(Problem to work on):
Write out all the entries word for word and omit any pictures.

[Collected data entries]
--------------------------------
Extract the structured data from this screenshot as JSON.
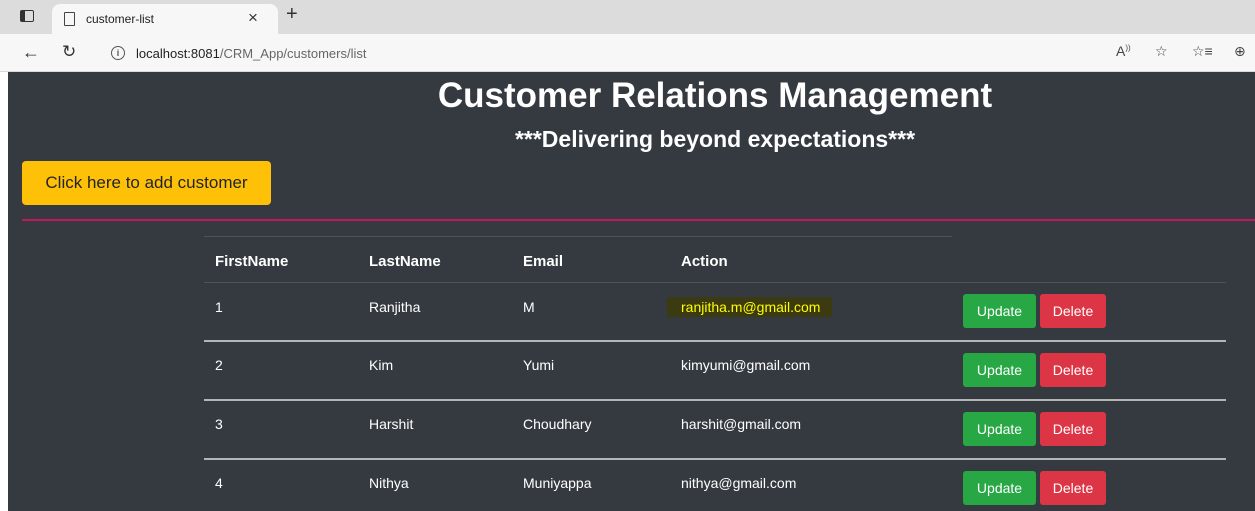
{
  "browser": {
    "tab_title": "customer-list",
    "url_host": "localhost:8081",
    "url_path": "/CRM_App/customers/list"
  },
  "header": {
    "title": "Customer Relations Management",
    "subtitle": "***Delivering beyond expectations***"
  },
  "add_button_label": "Click here to add customer",
  "table": {
    "columns": [
      "FirstName",
      "LastName",
      "Email",
      "Action"
    ],
    "rows": [
      {
        "id": "1",
        "first": "Ranjitha",
        "last": "M",
        "email": "ranjitha.m@gmail.com",
        "highlighted": true
      },
      {
        "id": "2",
        "first": "Kim",
        "last": "Yumi",
        "email": "kimyumi@gmail.com",
        "highlighted": false
      },
      {
        "id": "3",
        "first": "Harshit",
        "last": "Choudhary",
        "email": "harshit@gmail.com",
        "highlighted": false
      },
      {
        "id": "4",
        "first": "Nithya",
        "last": "Muniyappa",
        "email": "nithya@gmail.com",
        "highlighted": false
      }
    ],
    "update_label": "Update",
    "delete_label": "Delete"
  },
  "colors": {
    "page_bg": "#343a40",
    "add_button": "#ffc107",
    "divider": "#c2185b",
    "update": "#28a745",
    "delete": "#dc3545",
    "highlight_text": "#ffff00"
  }
}
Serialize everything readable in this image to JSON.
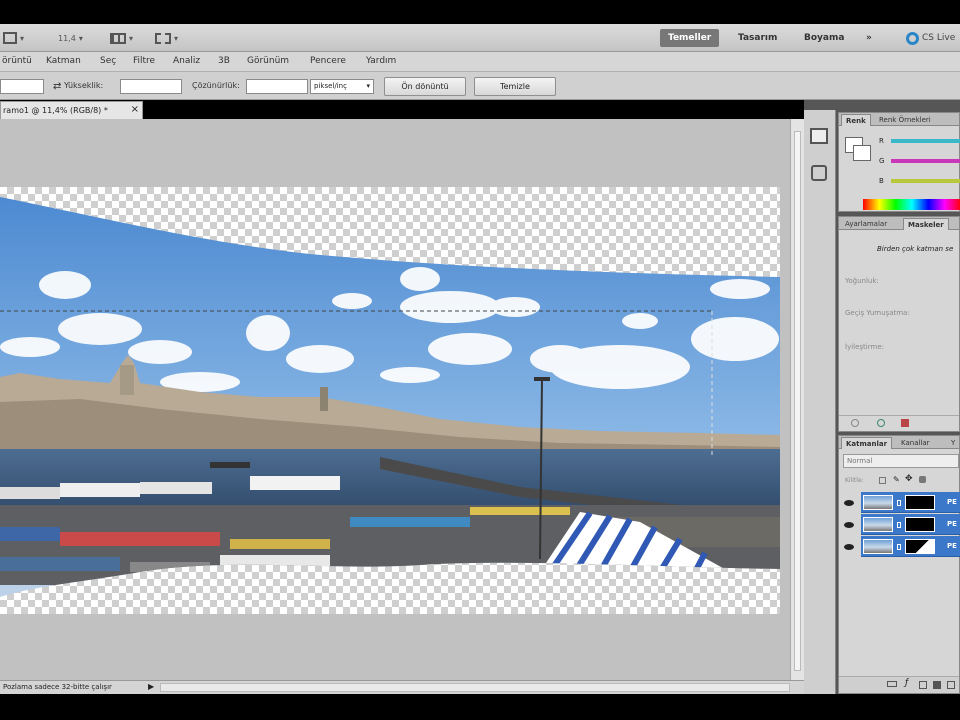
{
  "appbar": {
    "zoom_label": "11,4",
    "workspaces": [
      "Temeller",
      "Tasarım",
      "Boyama"
    ],
    "more_label": "»",
    "cslive_label": "CS Live"
  },
  "menu": [
    "örüntü",
    "Katman",
    "Seç",
    "Filtre",
    "Analiz",
    "3B",
    "Görünüm",
    "Pencere",
    "Yardım"
  ],
  "options": {
    "height_label": "Yükseklik:",
    "resolution_label": "Çözünürlük:",
    "unit_select": "piksel/inç",
    "front_image_button": "Ön dönüntü",
    "clear_button": "Temizle"
  },
  "document": {
    "tab_title": "ramo1 @ 11,4% (RGB/8) *",
    "close_label": "×"
  },
  "status": {
    "text": "Pozlama sadece 32-bitte çalışır",
    "arrow": "▶"
  },
  "panels": {
    "color": {
      "tabs": [
        "Renk",
        "Renk Örnekleri"
      ],
      "channels": [
        "R",
        "G",
        "B"
      ]
    },
    "adjust": {
      "tabs": [
        "Ayarlamalar",
        "Maskeler"
      ],
      "hint": "Birden çok katman se",
      "labels": [
        "Yoğunluk:",
        "Geçiş Yumuşatma:",
        "İyileştirme:"
      ]
    },
    "layers": {
      "tabs": [
        "Katmanlar",
        "Kanallar",
        "Y"
      ],
      "blend_mode": "Normal",
      "lock_label": "Kilitle:",
      "layer_labels": [
        "PE",
        "PE",
        "PE"
      ]
    }
  },
  "colors": {
    "accent": "#3c78c9",
    "red_slider": "#38b8c8",
    "green_slider": "#c838b8",
    "blue_slider": "#b8c838"
  }
}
--------------------------------
(Task output):
Extract the structured data from this screenshot as JSON.
{
  "browser": {
    "tab_title": "customer-list",
    "url_host": "localhost:8081",
    "url_path": "/CRM_App/customers/list"
  },
  "header": {
    "title": "Customer Relations Management",
    "subtitle": "***Delivering beyond expectations***"
  },
  "add_button_label": "Click here to add customer",
  "table": {
    "columns": [
      "FirstName",
      "LastName",
      "Email",
      "Action"
    ],
    "rows": [
      {
        "id": "1",
        "first": "Ranjitha",
        "last": "M",
        "email": "ranjitha.m@gmail.com",
        "highlighted": true
      },
      {
        "id": "2",
        "first": "Kim",
        "last": "Yumi",
        "email": "kimyumi@gmail.com",
        "highlighted": false
      },
      {
        "id": "3",
        "first": "Harshit",
        "last": "Choudhary",
        "email": "harshit@gmail.com",
        "highlighted": false
      },
      {
        "id": "4",
        "first": "Nithya",
        "last": "Muniyappa",
        "email": "nithya@gmail.com",
        "highlighted": false
      }
    ],
    "update_label": "Update",
    "delete_label": "Delete"
  },
  "colors": {
    "page_bg": "#343a40",
    "add_button": "#ffc107",
    "divider": "#c2185b",
    "update": "#28a745",
    "delete": "#dc3545",
    "highlight_text": "#ffff00"
  }
}
Serialize everything readable in this image to JSON.
{
  "appbar": {
    "zoom_label": "11,4",
    "workspaces": [
      "Temeller",
      "Tasarım",
      "Boyama"
    ],
    "more_label": "»",
    "cslive_label": "CS Live"
  },
  "menu": [
    "örüntü",
    "Katman",
    "Seç",
    "Filtre",
    "Analiz",
    "3B",
    "Görünüm",
    "Pencere",
    "Yardım"
  ],
  "options": {
    "height_label": "Yükseklik:",
    "resolution_label": "Çözünürlük:",
    "unit_select": "piksel/inç",
    "front_image_button": "Ön dönüntü",
    "clear_button": "Temizle"
  },
  "document": {
    "tab_title": "ramo1 @ 11,4% (RGB/8) *",
    "close_label": "×"
  },
  "status": {
    "text": "Pozlama sadece 32-bitte çalışır",
    "arrow": "▶"
  },
  "panels": {
    "color": {
      "tabs": [
        "Renk",
        "Renk Örnekleri"
      ],
      "channels": [
        "R",
        "G",
        "B"
      ]
    },
    "adjust": {
      "tabs": [
        "Ayarlamalar",
        "Maskeler"
      ],
      "hint": "Birden çok katman se",
      "labels": [
        "Yoğunluk:",
        "Geçiş Yumuşatma:",
        "İyileştirme:"
      ]
    },
    "layers": {
      "tabs": [
        "Katmanlar",
        "Kanallar",
        "Y"
      ],
      "blend_mode": "Normal",
      "lock_label": "Kilitle:",
      "layer_labels": [
        "PE",
        "PE",
        "PE"
      ]
    }
  },
  "colors": {
    "accent": "#3c78c9",
    "red_slider": "#38b8c8",
    "green_slider": "#c838b8",
    "blue_slider": "#b8c838"
  }
}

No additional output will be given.